■ **Written instruction**: Below is a listing; reproduce each line of it exactly.
** Start of Extracted entries **
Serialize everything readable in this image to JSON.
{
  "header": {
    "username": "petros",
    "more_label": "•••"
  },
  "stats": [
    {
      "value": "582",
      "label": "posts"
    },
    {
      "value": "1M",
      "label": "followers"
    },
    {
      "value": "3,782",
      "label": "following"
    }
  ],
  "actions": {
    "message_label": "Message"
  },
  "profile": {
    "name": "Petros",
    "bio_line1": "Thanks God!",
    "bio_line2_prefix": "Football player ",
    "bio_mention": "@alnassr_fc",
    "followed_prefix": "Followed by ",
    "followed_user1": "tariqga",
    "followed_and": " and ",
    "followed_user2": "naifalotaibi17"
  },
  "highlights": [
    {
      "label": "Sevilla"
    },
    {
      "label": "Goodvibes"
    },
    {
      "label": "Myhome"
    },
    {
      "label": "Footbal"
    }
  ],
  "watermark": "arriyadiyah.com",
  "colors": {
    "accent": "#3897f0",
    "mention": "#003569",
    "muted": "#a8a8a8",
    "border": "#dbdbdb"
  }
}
** End of Extracted entries **
■ **Solution to this task**:
Serialize everything readable in this image to JSON.
{
  "header": {
    "username": "petros",
    "more_label": "•••"
  },
  "stats": [
    {
      "value": "582",
      "label": "posts"
    },
    {
      "value": "1M",
      "label": "followers"
    },
    {
      "value": "3,782",
      "label": "following"
    }
  ],
  "actions": {
    "message_label": "Message"
  },
  "profile": {
    "name": "Petros",
    "bio_line1": "Thanks God!",
    "bio_line2_prefix": "Football player ",
    "bio_mention": "@alnassr_fc",
    "followed_prefix": "Followed by ",
    "followed_user1": "tariqga",
    "followed_and": " and ",
    "followed_user2": "naifalotaibi17"
  },
  "highlights": [
    {
      "label": "Sevilla"
    },
    {
      "label": "Goodvibes"
    },
    {
      "label": "Myhome"
    },
    {
      "label": "Footbal"
    }
  ],
  "watermark": "arriyadiyah.com",
  "colors": {
    "accent": "#3897f0",
    "mention": "#003569",
    "muted": "#a8a8a8",
    "border": "#dbdbdb"
  }
}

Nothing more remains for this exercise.